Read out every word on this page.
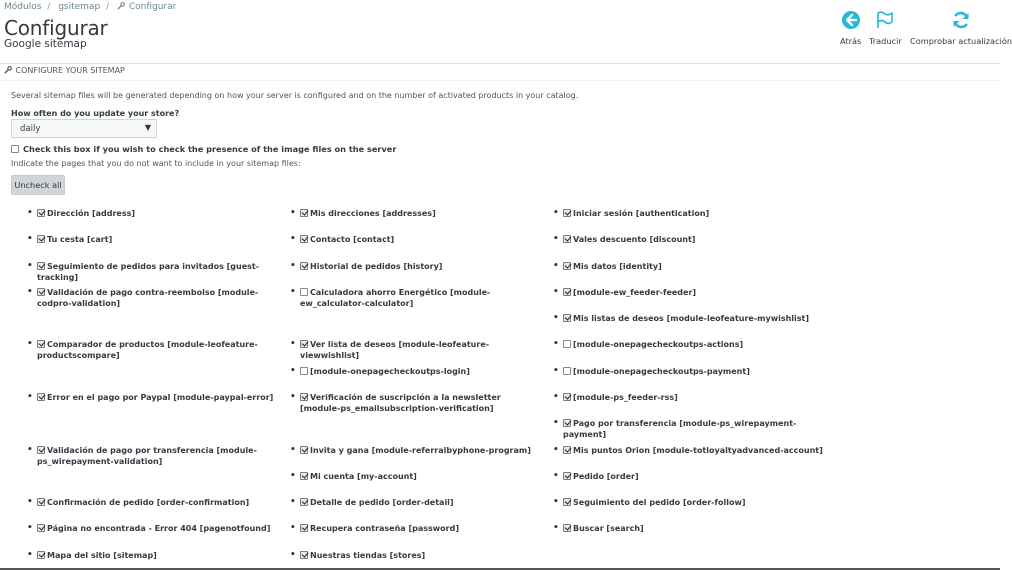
Módulos / gsitemap / Configurar
Configurar
Google sitemap	Atrás Traducir Comprobar actualización
CONFIGURE YOUR SITEMAP
Several sitemap files will be generated depending on how your server is configured and on the number of activated products in your catalog.
How often do you update your store?
daily	▼
Check this box if you wish to check the presence of the image files on the server
Indicate the pages that you do not want to include in your sitemap files:
Uncheck all
•	Dirección [address]	•	Mis direcciones [addresses]	•	Iniciar sesión [authentication]
•	Tu cesta [cart]	•	Contacto [contact]	•	Vales descuento [discount]
•	Seguimiento de pedidos para invitados [guest-tracking]
•	Historial de pedidos [history]	•	Mis datos [identity]
•	Validación de pago contra-reembolso [module-codpro-validation]
•	Calculadora ahorro Energético [module-ew_calculator-calculator]
•	[module-ew_feeder-feeder]
•	Mis listas de deseos [module-leofeature-mywishlist]
•	Comparador de productos [module-leofeature-productscompare]
•	Ver lista de deseos [module-leofeature-viewwishlist]
•	[module-onepagecheckoutps-actions]
•	[module-onepagecheckoutps-login]	•	[module-onepagecheckoutps-payment]
•	Error en el pago por Paypal [module-paypal-error]	•	Verificación de suscripción a la newsletter [module-ps_emailsubscription-verification]
•	[module-ps_feeder-rss]
•	Pago por transferencia [module-ps_wirepayment-payment]
•	Validación de pago por transferencia [module-ps_wirepayment-validation]
•	Invita y gana [module-referralbyphone-program]	•	Mis puntos Orion [module-totloyaltyadvanced-account]
•	Mi cuenta [my-account]	•	Pedido [order]
•	Confirmación de pedido [order-confirmation]	•	Detalle de pedido [order-detail]	•	Seguimiento del pedido [order-follow]
•	Página no encontrada - Error 404 [pagenotfound]	•	Recupera contraseña [password]	•	Buscar [search]
•	Mapa del sitio [sitemap]	•	Nuestras tiendas [stores]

+++

Each entry must be retyped word for word, with every image omitted.

## FULL SOLUTION
Read out every word on this page.
Módulos / gsitemap / Configurar
Configurar
Google sitemap	Atrás Traducir Comprobar actualización
CONFIGURE YOUR SITEMAP
Several sitemap files will be generated depending on how your server is configured and on the number of activated products in your catalog.
How often do you update your store?
daily	▼
Check this box if you wish to check the presence of the image files on the server
Indicate the pages that you do not want to include in your sitemap files:
Uncheck all
•	Dirección [address]	•	Mis direcciones [addresses]	•	Iniciar sesión [authentication]
•	Tu cesta [cart]	•	Contacto [contact]	•	Vales descuento [discount]
•	Seguimiento de pedidos para invitados [guest-tracking]
•	Historial de pedidos [history]	•	Mis datos [identity]
•	Validación de pago contra-reembolso [module-codpro-validation]
•	Calculadora ahorro Energético [module-ew_calculator-calculator]
•	[module-ew_feeder-feeder]
•	Mis listas de deseos [module-leofeature-mywishlist]
•	Comparador de productos [module-leofeature-productscompare]
•	Ver lista de deseos [module-leofeature-viewwishlist]
•	[module-onepagecheckoutps-actions]
•	[module-onepagecheckoutps-login]	•	[module-onepagecheckoutps-payment]
•	Error en el pago por Paypal [module-paypal-error]	•	Verificación de suscripción a la newsletter [module-ps_emailsubscription-verification]
•	[module-ps_feeder-rss]
•	Pago por transferencia [module-ps_wirepayment-payment]
•	Validación de pago por transferencia [module-ps_wirepayment-validation]
•	Invita y gana [module-referralbyphone-program]	•	Mis puntos Orion [module-totloyaltyadvanced-account]
•	Mi cuenta [my-account]	•	Pedido [order]
•	Confirmación de pedido [order-confirmation]	•	Detalle de pedido [order-detail]	•	Seguimiento del pedido [order-follow]
•	Página no encontrada - Error 404 [pagenotfound]	•	Recupera contraseña [password]	•	Buscar [search]
•	Mapa del sitio [sitemap]	•	Nuestras tiendas [stores]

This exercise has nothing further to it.